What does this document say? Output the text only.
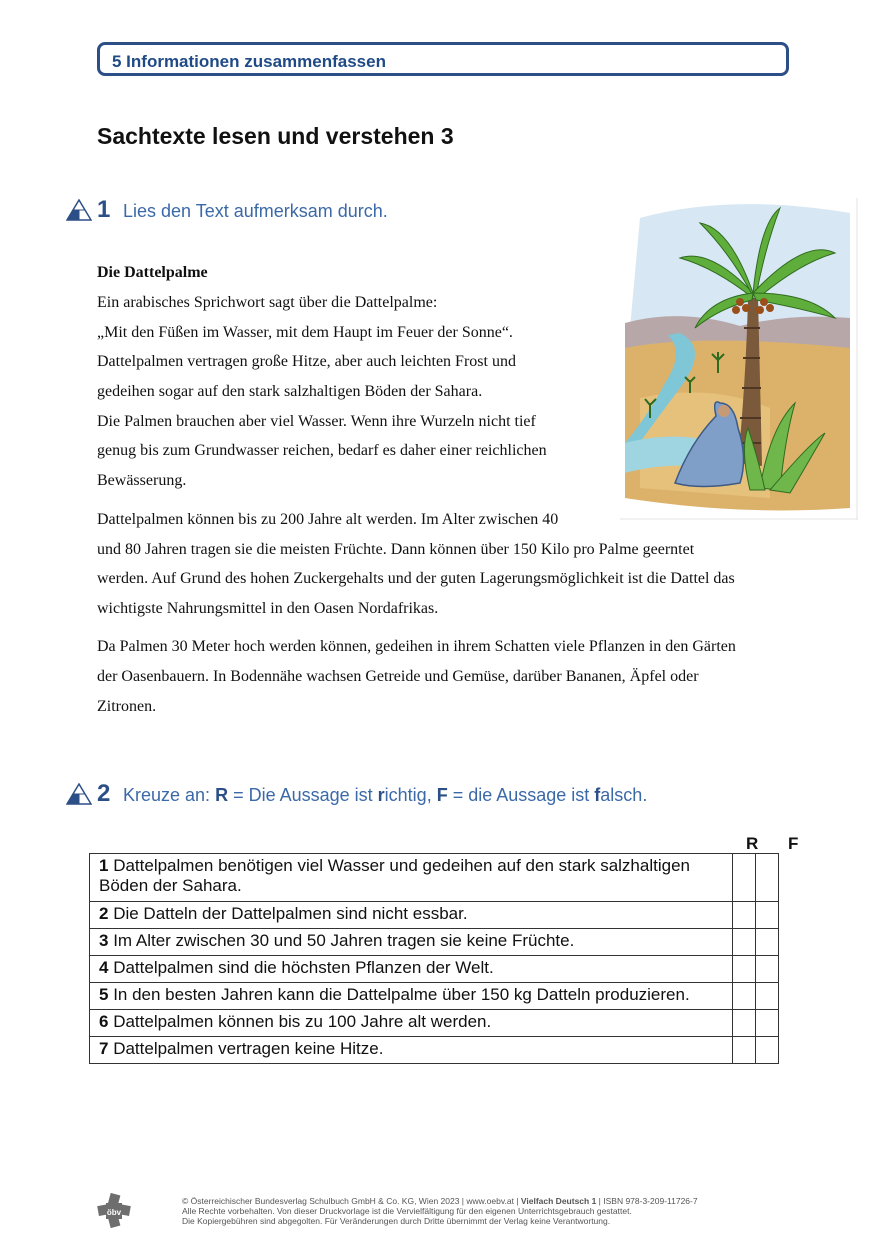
5 Informationen zusammenfassen
Sachtexte lesen und verstehen 3
1 Lies den Text aufmerksam durch.
Die Dattelpalme
Ein arabisches Sprichwort sagt über die Dattelpalme:
„Mit den Füßen im Wasser, mit dem Haupt im Feuer der Sonne“.
Dattelpalmen vertragen große Hitze, aber auch leichten Frost und
gedeihen sogar auf den stark salzhaltigen Böden der Sahara.
Die Palmen brauchen aber viel Wasser. Wenn ihre Wurzeln nicht tief
genug bis zum Grundwasser reichen, bedarf es daher einer reichlichen
Bewässerung.
Dattelpalmen können bis zu 200 Jahre alt werden. Im Alter zwischen 40
und 80 Jahren tragen sie die meisten Früchte. Dann können über 150 Kilo pro Palme geerntet
werden. Auf Grund des hohen Zuckergehalts und der guten Lagerungsmöglichkeit ist die Dattel das
wichtigste Nahrungsmittel in den Oasen Nordafrikas.
Da Palmen 30 Meter hoch werden können, gedeihen in ihrem Schatten viele Pflanzen in den Gärten
der Oasenbauern. In Bodennähe wachsen Getreide und Gemüse, darüber Bananen, Äpfel oder
Zitronen.
2 Kreuze an: R = Die Aussage ist richtig, F = die Aussage ist falsch.
R F
1 Dattelpalmen benötigen viel Wasser und gedeihen auf den stark salzhaltigen Böden der Sahara.		
2 Die Datteln der Dattelpalmen sind nicht essbar.		
3 Im Alter zwischen 30 und 50 Jahren tragen sie keine Früchte.		
4 Dattelpalmen sind die höchsten Pflanzen der Welt.		
5 In den besten Jahren kann die Dattelpalme über 150 kg Datteln produzieren.		
6 Dattelpalmen können bis zu 100 Jahre alt werden.		
7 Dattelpalmen vertragen keine Hitze.		
öbv
© Österreichischer Bundesverlag Schulbuch GmbH & Co. KG, Wien 2023 | www.oebv.at | Vielfach Deutsch 1 | ISBN 978-3-209-11726-7
Alle Rechte vorbehalten. Von dieser Druckvorlage ist die Vervielfältigung für den eigenen Unterrichtsgebrauch gestattet.
Die Kopiergebühren sind abgegolten. Für Veränderungen durch Dritte übernimmt der Verlag keine Verantwortung.
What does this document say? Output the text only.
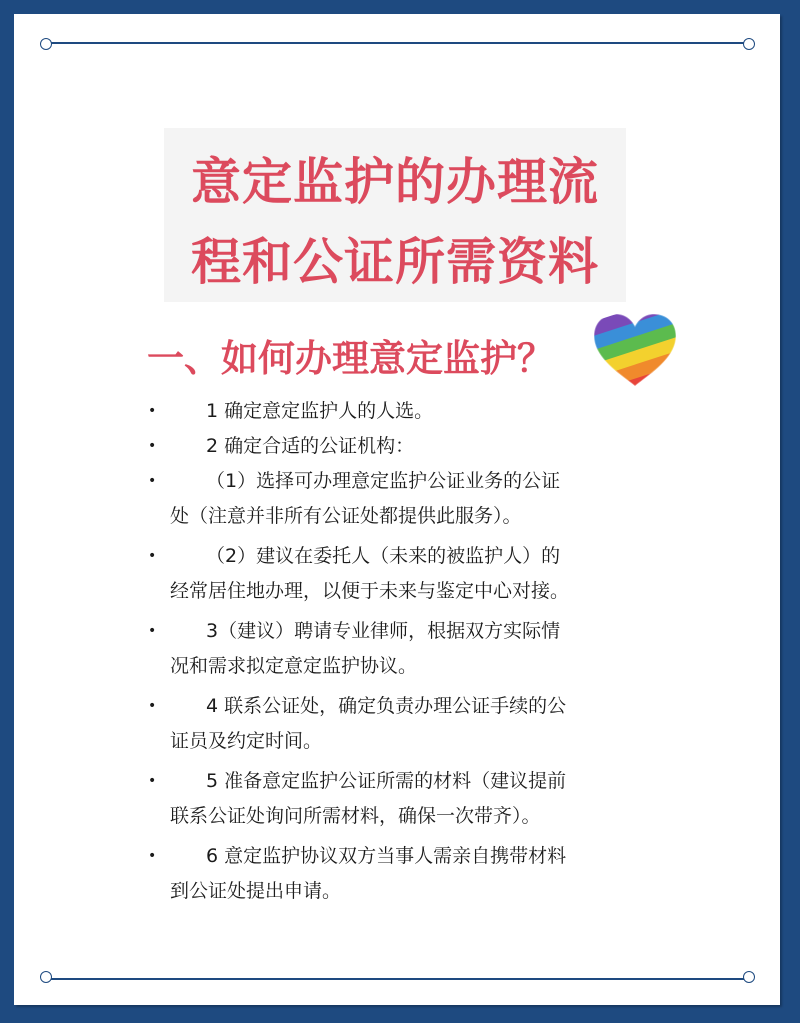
意定监护的办理流
程和公证所需资料
一、如何办理意定监护？
•	1 确定意定监护人的人选。
•	2 确定合适的公证机构：
•	（1）选择可办理意定监护公证业务的公证
处（注意并非所有公证处都提供此服务）。
•	（2）建议在委托人（未来的被监护人）的
经常居住地办理，以便于未来与鉴定中心对接。
•	3（建议）聘请专业律师，根据双方实际情
况和需求拟定意定监护协议。
•	4 联系公证处，确定负责办理公证手续的公
证员及约定时间。
•	5 准备意定监护公证所需的材料（建议提前
联系公证处询问所需材料，确保一次带齐）。
•	6 意定监护协议双方当事人需亲自携带材料
到公证处提出申请。
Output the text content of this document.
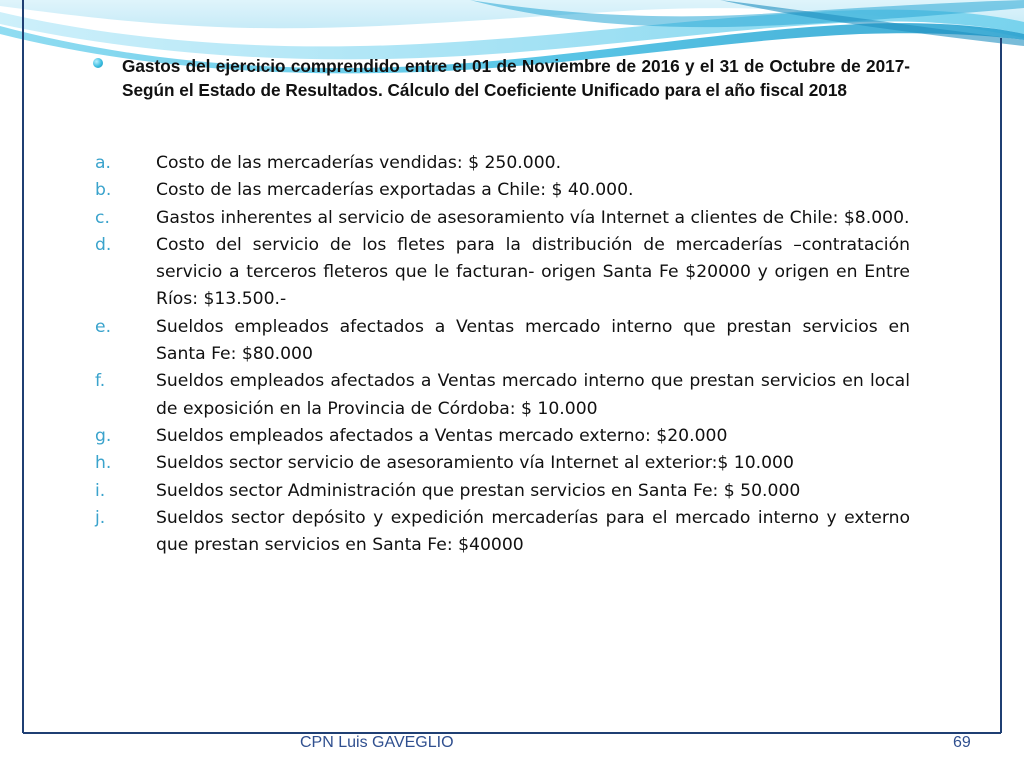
Gastos del ejercicio comprendido entre el 01 de Noviembre de 2016 y el 31 de Octubre de 2017- Según el Estado de Resultados. Cálculo del Coeficiente Unificado para el año fiscal 2018
a.	Costo de las mercaderías vendidas: $ 250.000.
b.	Costo de las mercaderías exportadas a Chile: $ 40.000.
c.	Gastos inherentes al servicio de asesoramiento vía Internet a clientes de Chile: $8.000.
d.	Costo del servicio de los fletes para la distribución de mercaderías –contratación servicio a terceros fleteros que le facturan- origen Santa Fe $20000 y origen en Entre Ríos: $13.500.-
e.	Sueldos empleados afectados a Ventas mercado interno que prestan servicios en Santa Fe: $80.000
f.	Sueldos empleados afectados a Ventas mercado interno que prestan servicios en local de exposición en la Provincia de Córdoba: $ 10.000
g.	Sueldos empleados afectados a Ventas mercado externo: $20.000
h.	Sueldos sector servicio de asesoramiento vía Internet al exterior:$ 10.000
i.	Sueldos sector Administración que prestan servicios en Santa Fe: $ 50.000
j.	Sueldos sector depósito y expedición mercaderías para el mercado interno y externo que prestan servicios en Santa Fe: $40000
CPN Luis GAVEGLIO	69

--------------------------------------------------

• **Exercise objective**
Give the data again exactly as written, with all pictures left out.

• **The solution**
What does this document say? Output the text only.
5 Informationen zusammenfassen
Sachtexte lesen und verstehen 3
1 Lies den Text aufmerksam durch.
Die Dattelpalme
Ein arabisches Sprichwort sagt über die Dattelpalme:
„Mit den Füßen im Wasser, mit dem Haupt im Feuer der Sonne“.
Dattelpalmen vertragen große Hitze, aber auch leichten Frost und
gedeihen sogar auf den stark salzhaltigen Böden der Sahara.
Die Palmen brauchen aber viel Wasser. Wenn ihre Wurzeln nicht tief
genug bis zum Grundwasser reichen, bedarf es daher einer reichlichen
Bewässerung.
Dattelpalmen können bis zu 200 Jahre alt werden. Im Alter zwischen 40
und 80 Jahren tragen sie die meisten Früchte. Dann können über 150 Kilo pro Palme geerntet
werden. Auf Grund des hohen Zuckergehalts und der guten Lagerungsmöglichkeit ist die Dattel das
wichtigste Nahrungsmittel in den Oasen Nordafrikas.
Da Palmen 30 Meter hoch werden können, gedeihen in ihrem Schatten viele Pflanzen in den Gärten
der Oasenbauern. In Bodennähe wachsen Getreide und Gemüse, darüber Bananen, Äpfel oder
Zitronen.
2 Kreuze an: R = Die Aussage ist richtig, F = die Aussage ist falsch.
R F
1 Dattelpalmen benötigen viel Wasser und gedeihen auf den stark salzhaltigen Böden der Sahara.		
2 Die Datteln der Dattelpalmen sind nicht essbar.		
3 Im Alter zwischen 30 und 50 Jahren tragen sie keine Früchte.		
4 Dattelpalmen sind die höchsten Pflanzen der Welt.		
5 In den besten Jahren kann die Dattelpalme über 150 kg Datteln produzieren.		
6 Dattelpalmen können bis zu 100 Jahre alt werden.		
7 Dattelpalmen vertragen keine Hitze.		
öbv
© Österreichischer Bundesverlag Schulbuch GmbH & Co. KG, Wien 2023 | www.oebv.at | Vielfach Deutsch 1 | ISBN 978-3-209-11726-7
Alle Rechte vorbehalten. Von dieser Druckvorlage ist die Vervielfältigung für den eigenen Unterrichtsgebrauch gestattet.
Die Kopiergebühren sind abgegolten. Für Veränderungen durch Dritte übernimmt der Verlag keine Verantwortung.
What does this document say? Output the text only.
意定监护的办理流
程和公证所需资料
一、如何办理意定监护？
•	1 确定意定监护人的人选。
•	2 确定合适的公证机构：
•	（1）选择可办理意定监护公证业务的公证
处（注意并非所有公证处都提供此服务）。
•	（2）建议在委托人（未来的被监护人）的
经常居住地办理，以便于未来与鉴定中心对接。
•	3（建议）聘请专业律师，根据双方实际情
况和需求拟定意定监护协议。
•	4 联系公证处，确定负责办理公证手续的公
证员及约定时间。
•	5 准备意定监护公证所需的材料（建议提前
联系公证处询问所需材料，确保一次带齐）。
•	6 意定监护协议双方当事人需亲自携带材料
到公证处提出申请。
Output the text content of this document.
Gastos del ejercicio comprendido entre el 01 de Noviembre de 2016 y el 31 de Octubre de 2017- Según el Estado de Resultados. Cálculo del Coeficiente Unificado para el año fiscal 2018
a.	Costo de las mercaderías vendidas: $ 250.000.
b.	Costo de las mercaderías exportadas a Chile: $ 40.000.
c.	Gastos inherentes al servicio de asesoramiento vía Internet a clientes de Chile: $8.000.
d.	Costo del servicio de los fletes para la distribución de mercaderías –contratación servicio a terceros fleteros que le facturan- origen Santa Fe $20000 y origen en Entre Ríos: $13.500.-
e.	Sueldos empleados afectados a Ventas mercado interno que prestan servicios en Santa Fe: $80.000
f.	Sueldos empleados afectados a Ventas mercado interno que prestan servicios en local de exposición en la Provincia de Córdoba: $ 10.000
g.	Sueldos empleados afectados a Ventas mercado externo: $20.000
h.	Sueldos sector servicio de asesoramiento vía Internet al exterior:$ 10.000
i.	Sueldos sector Administración que prestan servicios en Santa Fe: $ 50.000
j.	Sueldos sector depósito y expedición mercaderías para el mercado interno y externo que prestan servicios en Santa Fe: $40000
CPN Luis GAVEGLIO	69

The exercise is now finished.